**Problem requirements**: Count how many lines in this material contain "但要制作一款真正引爆网络的短视频内容并非易事". The answer is that number alone.
** BEGIN Data for processing **
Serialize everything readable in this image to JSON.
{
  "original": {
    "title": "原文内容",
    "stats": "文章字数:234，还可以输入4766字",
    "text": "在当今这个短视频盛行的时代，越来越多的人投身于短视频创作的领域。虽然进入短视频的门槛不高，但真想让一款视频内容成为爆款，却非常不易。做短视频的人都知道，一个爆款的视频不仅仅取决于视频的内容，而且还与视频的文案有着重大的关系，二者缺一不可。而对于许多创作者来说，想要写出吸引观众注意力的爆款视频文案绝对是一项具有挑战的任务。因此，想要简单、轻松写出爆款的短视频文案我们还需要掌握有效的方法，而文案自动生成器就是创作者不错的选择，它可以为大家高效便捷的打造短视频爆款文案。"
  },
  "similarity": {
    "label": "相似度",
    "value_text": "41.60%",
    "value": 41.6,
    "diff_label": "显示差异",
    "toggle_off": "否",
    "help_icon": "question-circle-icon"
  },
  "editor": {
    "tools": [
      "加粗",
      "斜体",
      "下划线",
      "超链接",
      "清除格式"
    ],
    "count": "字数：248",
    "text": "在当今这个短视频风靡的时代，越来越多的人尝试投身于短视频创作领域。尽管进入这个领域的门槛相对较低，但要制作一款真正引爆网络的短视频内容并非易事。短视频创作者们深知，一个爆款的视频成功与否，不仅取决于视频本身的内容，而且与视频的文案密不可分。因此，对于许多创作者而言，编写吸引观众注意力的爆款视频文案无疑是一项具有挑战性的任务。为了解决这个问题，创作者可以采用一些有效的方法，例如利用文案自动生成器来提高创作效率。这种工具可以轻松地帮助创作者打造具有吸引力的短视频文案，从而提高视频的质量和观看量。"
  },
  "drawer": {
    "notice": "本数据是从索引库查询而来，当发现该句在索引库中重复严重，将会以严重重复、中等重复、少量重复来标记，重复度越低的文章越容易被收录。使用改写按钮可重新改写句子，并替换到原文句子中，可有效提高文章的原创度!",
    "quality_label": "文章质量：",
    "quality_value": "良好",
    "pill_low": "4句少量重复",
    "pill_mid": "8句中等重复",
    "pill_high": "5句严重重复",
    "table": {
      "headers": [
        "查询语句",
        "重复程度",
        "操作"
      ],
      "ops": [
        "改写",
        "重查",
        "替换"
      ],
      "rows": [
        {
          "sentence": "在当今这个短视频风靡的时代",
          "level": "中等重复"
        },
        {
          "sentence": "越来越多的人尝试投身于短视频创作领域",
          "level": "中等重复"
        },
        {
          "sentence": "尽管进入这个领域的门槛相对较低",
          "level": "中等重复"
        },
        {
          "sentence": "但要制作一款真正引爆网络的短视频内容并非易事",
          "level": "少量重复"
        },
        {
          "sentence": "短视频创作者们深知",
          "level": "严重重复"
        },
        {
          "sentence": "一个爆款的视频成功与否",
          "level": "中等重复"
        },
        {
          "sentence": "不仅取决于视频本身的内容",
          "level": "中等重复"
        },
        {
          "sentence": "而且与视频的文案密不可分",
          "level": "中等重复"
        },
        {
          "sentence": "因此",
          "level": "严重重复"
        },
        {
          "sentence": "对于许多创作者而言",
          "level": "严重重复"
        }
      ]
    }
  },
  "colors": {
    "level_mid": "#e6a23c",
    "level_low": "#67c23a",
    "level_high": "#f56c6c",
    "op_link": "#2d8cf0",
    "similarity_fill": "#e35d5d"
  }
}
** END Data for processing **
**Correct response**: 2